- [Records shown]

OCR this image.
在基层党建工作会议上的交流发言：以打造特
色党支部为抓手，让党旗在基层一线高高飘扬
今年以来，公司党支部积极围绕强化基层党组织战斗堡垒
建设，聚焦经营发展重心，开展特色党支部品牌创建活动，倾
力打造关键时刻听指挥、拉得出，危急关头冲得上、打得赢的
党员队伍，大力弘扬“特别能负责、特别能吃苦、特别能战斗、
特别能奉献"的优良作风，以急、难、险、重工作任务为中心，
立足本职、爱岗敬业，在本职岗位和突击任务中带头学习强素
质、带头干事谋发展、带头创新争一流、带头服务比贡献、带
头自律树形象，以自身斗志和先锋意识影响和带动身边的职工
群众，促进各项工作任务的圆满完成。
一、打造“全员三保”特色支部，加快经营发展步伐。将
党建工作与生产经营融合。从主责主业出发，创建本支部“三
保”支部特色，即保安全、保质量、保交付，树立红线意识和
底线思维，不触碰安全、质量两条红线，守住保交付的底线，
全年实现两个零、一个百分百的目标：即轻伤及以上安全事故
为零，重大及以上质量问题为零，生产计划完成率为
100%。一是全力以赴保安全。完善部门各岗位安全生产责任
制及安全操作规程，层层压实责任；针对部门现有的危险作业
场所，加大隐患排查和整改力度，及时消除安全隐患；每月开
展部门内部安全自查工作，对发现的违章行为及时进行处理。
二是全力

- [Problem statement] Reproduce the data, keeping every line exactly the same.

- [Worked solution]
OCR this image.
在基层党建工作会议上的交流发言：以打造特
色党支部为抓手，让党旗在基层一线高高飘扬
今年以来，公司党支部积极围绕强化基层党组织战斗堡垒
建设，聚焦经营发展重心，开展特色党支部品牌创建活动，倾
力打造关键时刻听指挥、拉得出，危急关头冲得上、打得赢的
党员队伍，大力弘扬“特别能负责、特别能吃苦、特别能战斗、
特别能奉献"的优良作风，以急、难、险、重工作任务为中心，
立足本职、爱岗敬业，在本职岗位和突击任务中带头学习强素
质、带头干事谋发展、带头创新争一流、带头服务比贡献、带
头自律树形象，以自身斗志和先锋意识影响和带动身边的职工
群众，促进各项工作任务的圆满完成。
一、打造“全员三保”特色支部，加快经营发展步伐。将
党建工作与生产经营融合。从主责主业出发，创建本支部“三
保”支部特色，即保安全、保质量、保交付，树立红线意识和
底线思维，不触碰安全、质量两条红线，守住保交付的底线，
全年实现两个零、一个百分百的目标：即轻伤及以上安全事故
为零，重大及以上质量问题为零，生产计划完成率为
100%。一是全力以赴保安全。完善部门各岗位安全生产责任
制及安全操作规程，层层压实责任；针对部门现有的危险作业
场所，加大隐患排查和整改力度，及时消除安全隐患；每月开
展部门内部安全自查工作，对发现的违章行为及时进行处理。
二是全力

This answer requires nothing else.